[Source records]
◆ ◆ ◆ ◆ ◆ ◆ ◆
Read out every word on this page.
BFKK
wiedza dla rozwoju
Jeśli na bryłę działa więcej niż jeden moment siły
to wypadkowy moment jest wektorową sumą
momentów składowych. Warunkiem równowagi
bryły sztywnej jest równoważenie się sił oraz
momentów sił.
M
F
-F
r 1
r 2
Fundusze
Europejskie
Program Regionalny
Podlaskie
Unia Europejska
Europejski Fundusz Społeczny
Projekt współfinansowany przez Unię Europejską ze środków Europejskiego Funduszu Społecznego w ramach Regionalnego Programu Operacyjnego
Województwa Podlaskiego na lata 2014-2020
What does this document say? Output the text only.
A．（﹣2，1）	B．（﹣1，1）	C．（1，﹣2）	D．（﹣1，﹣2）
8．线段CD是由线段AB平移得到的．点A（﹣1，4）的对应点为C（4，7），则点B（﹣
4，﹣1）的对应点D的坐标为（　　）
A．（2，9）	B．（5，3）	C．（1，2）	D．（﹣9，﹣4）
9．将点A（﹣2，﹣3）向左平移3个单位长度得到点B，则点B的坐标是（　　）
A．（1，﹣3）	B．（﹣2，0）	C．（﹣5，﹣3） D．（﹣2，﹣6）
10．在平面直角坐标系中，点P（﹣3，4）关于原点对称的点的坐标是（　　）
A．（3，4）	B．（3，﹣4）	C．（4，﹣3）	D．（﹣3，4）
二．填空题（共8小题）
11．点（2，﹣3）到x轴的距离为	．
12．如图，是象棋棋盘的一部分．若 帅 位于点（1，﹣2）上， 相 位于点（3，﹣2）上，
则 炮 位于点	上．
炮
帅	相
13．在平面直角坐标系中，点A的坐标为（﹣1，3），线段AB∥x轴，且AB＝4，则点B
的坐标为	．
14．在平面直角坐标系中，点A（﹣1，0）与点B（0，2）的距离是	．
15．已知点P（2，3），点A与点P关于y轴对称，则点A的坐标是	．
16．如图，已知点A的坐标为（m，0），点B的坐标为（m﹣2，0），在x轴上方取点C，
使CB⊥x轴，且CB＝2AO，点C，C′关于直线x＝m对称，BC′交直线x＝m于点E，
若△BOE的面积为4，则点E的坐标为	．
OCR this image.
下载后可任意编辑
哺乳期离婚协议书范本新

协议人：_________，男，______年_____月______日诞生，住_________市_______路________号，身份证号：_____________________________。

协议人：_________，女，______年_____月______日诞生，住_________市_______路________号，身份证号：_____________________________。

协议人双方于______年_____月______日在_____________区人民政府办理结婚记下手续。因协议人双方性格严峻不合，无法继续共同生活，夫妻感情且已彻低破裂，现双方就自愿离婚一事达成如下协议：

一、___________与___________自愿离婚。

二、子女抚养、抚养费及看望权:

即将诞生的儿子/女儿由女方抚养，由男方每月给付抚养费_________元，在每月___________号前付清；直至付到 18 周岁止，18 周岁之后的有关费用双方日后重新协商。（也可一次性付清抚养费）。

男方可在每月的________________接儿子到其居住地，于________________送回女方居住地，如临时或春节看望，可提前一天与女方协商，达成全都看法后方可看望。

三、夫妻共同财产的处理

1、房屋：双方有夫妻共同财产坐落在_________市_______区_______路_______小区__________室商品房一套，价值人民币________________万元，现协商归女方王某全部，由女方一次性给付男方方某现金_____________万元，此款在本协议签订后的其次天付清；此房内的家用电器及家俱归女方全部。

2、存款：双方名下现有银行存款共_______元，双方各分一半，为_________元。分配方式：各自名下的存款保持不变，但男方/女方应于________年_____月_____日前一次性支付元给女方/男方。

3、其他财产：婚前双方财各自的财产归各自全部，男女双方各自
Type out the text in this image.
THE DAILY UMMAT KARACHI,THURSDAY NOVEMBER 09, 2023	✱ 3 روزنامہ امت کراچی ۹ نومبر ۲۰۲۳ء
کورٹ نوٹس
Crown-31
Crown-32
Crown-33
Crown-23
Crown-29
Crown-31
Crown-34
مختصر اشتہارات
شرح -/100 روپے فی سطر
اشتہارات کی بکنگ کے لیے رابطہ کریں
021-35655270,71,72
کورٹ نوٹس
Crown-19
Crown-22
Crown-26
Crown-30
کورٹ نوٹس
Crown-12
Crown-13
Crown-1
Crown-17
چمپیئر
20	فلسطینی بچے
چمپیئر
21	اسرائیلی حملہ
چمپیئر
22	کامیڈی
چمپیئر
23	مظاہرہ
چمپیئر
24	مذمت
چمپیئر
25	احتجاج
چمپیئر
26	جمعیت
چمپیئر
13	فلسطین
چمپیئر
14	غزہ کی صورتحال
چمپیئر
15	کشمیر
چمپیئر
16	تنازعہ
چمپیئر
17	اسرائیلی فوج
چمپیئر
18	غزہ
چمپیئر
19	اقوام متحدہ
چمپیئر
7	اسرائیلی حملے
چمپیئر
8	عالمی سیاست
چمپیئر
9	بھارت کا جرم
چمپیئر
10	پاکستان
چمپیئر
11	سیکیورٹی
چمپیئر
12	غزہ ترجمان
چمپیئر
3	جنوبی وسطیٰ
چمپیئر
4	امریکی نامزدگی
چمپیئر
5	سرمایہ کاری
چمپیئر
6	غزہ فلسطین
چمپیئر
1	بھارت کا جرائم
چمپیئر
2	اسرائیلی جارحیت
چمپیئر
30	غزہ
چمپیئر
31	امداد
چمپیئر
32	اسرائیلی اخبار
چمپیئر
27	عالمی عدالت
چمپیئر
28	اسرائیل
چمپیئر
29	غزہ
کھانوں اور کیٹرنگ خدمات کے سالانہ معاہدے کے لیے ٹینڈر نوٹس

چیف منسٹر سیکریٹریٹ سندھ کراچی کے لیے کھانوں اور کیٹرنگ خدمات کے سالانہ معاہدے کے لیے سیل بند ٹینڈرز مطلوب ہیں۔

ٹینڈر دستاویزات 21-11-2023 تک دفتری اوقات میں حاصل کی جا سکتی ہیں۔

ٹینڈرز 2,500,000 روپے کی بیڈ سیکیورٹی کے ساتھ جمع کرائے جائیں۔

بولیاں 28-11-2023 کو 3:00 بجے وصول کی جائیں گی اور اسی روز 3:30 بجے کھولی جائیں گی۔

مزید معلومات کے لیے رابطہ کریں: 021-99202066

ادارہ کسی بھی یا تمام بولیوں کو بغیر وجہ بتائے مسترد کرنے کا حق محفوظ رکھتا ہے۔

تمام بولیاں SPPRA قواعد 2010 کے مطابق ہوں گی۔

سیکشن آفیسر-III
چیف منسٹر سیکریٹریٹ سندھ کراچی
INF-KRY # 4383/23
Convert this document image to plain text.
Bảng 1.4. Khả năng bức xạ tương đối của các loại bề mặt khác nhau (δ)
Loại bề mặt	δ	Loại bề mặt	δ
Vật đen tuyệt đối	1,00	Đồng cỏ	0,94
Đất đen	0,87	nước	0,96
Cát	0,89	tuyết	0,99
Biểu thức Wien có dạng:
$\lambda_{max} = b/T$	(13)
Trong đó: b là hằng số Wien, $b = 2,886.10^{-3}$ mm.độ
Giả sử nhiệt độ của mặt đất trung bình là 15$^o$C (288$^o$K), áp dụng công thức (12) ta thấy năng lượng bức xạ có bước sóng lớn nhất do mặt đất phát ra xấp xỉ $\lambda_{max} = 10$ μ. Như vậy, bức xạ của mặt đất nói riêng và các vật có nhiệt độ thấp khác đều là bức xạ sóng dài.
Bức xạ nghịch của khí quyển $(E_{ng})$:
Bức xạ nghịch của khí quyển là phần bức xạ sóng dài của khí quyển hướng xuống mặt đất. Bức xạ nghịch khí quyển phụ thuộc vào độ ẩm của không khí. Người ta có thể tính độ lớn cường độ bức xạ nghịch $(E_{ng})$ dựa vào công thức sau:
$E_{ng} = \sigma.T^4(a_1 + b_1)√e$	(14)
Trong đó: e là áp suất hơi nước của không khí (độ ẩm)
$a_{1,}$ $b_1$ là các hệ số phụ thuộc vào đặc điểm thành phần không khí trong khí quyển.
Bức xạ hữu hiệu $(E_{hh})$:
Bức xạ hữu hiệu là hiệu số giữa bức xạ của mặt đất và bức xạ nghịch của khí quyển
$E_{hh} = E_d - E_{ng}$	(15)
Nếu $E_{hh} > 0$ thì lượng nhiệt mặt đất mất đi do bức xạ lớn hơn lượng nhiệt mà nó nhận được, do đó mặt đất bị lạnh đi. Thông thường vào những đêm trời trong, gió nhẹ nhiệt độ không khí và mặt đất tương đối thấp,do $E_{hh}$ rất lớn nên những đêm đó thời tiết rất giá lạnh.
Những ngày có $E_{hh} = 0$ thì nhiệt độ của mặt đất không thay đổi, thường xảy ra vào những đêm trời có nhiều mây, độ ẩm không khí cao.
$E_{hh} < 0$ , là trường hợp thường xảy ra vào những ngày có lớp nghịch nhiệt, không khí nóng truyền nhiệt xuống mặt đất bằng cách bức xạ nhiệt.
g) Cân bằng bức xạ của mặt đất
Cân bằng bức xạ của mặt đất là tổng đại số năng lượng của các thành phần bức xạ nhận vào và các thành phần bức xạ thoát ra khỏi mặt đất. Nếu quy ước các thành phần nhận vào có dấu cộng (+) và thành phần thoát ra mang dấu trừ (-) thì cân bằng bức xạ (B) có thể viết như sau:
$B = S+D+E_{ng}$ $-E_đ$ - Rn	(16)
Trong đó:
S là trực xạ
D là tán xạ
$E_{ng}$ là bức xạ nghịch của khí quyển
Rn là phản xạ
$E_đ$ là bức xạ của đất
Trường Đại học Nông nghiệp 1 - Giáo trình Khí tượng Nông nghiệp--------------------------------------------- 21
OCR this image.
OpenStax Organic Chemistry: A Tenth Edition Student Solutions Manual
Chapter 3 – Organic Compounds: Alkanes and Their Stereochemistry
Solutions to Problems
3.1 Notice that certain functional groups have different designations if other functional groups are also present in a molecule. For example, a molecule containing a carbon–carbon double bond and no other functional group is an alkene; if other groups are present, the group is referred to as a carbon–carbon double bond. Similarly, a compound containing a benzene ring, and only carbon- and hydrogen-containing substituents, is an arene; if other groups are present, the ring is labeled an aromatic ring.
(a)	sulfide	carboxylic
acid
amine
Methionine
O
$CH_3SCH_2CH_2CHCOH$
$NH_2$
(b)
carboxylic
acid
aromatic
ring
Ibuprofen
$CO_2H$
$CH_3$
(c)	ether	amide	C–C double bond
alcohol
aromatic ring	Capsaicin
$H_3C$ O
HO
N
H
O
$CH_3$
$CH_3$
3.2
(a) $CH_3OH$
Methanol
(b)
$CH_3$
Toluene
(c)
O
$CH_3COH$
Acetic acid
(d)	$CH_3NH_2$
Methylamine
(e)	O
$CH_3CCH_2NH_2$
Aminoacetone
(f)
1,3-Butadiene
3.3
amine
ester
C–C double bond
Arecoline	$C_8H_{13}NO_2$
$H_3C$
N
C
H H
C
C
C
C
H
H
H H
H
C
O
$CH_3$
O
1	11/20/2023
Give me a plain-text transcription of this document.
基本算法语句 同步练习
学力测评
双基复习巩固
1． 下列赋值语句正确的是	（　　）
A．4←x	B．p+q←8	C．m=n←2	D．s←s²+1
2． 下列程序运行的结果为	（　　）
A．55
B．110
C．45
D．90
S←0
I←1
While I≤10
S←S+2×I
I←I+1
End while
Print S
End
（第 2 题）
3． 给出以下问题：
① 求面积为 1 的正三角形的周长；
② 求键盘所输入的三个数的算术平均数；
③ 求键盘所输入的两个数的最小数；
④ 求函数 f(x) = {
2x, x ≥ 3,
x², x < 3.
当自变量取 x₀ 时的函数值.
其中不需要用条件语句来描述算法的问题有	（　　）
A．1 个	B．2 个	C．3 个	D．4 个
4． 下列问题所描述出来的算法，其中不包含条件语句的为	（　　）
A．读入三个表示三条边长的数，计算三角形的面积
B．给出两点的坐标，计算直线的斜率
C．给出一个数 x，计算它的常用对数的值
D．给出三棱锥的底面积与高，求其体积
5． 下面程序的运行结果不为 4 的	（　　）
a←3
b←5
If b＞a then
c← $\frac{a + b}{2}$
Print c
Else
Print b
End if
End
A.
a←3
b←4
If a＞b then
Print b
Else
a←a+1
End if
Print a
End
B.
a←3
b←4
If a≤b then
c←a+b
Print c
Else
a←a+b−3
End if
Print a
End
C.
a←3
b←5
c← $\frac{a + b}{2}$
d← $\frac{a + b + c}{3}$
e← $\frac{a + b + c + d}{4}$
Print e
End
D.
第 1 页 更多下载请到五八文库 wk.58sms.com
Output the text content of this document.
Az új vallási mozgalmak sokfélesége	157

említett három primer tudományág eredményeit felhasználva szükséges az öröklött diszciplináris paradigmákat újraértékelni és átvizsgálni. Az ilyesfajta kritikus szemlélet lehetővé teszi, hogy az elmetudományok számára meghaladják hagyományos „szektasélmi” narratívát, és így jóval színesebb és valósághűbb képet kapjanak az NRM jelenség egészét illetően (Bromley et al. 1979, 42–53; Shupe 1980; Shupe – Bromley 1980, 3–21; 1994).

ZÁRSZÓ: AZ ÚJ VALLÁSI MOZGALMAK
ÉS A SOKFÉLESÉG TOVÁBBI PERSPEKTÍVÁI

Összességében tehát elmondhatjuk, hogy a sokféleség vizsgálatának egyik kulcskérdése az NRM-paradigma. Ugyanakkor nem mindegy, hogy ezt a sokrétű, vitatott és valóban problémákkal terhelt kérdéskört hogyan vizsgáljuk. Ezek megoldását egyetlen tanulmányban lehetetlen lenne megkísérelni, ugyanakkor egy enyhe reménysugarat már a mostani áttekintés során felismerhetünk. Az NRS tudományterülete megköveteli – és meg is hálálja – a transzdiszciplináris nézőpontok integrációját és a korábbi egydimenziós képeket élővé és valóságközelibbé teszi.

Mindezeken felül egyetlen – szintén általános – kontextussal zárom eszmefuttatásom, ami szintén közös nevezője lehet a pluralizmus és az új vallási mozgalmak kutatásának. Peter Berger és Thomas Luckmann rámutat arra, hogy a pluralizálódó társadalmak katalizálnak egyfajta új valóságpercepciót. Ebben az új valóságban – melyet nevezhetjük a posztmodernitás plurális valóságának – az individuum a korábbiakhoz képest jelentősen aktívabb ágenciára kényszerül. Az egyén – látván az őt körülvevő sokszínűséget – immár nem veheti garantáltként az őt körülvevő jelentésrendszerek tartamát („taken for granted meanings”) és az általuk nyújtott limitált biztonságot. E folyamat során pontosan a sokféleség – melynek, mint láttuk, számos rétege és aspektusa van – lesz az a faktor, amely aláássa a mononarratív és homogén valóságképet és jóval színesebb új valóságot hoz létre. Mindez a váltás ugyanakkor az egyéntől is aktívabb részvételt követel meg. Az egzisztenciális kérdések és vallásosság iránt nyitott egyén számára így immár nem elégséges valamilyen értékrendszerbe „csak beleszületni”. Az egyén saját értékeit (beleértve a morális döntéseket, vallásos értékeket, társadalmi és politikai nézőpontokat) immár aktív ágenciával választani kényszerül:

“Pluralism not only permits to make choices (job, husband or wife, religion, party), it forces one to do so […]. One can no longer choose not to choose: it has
◆ ◆ ◆ ◆ ◆ ◆ ◆
Look for "معاہدے" and pull out every line that has it.

کھانوں اور کیٹرنگ خدمات کے سالانہ معاہدے کے لیے ٹینڈر نوٹس
چیف منسٹر سیکریٹریٹ سندھ کراچی کے لیے کھانوں اور کیٹرنگ خدمات کے سالانہ معاہدے کے لیے سیل بند ٹینڈرز مطلوب ہیں۔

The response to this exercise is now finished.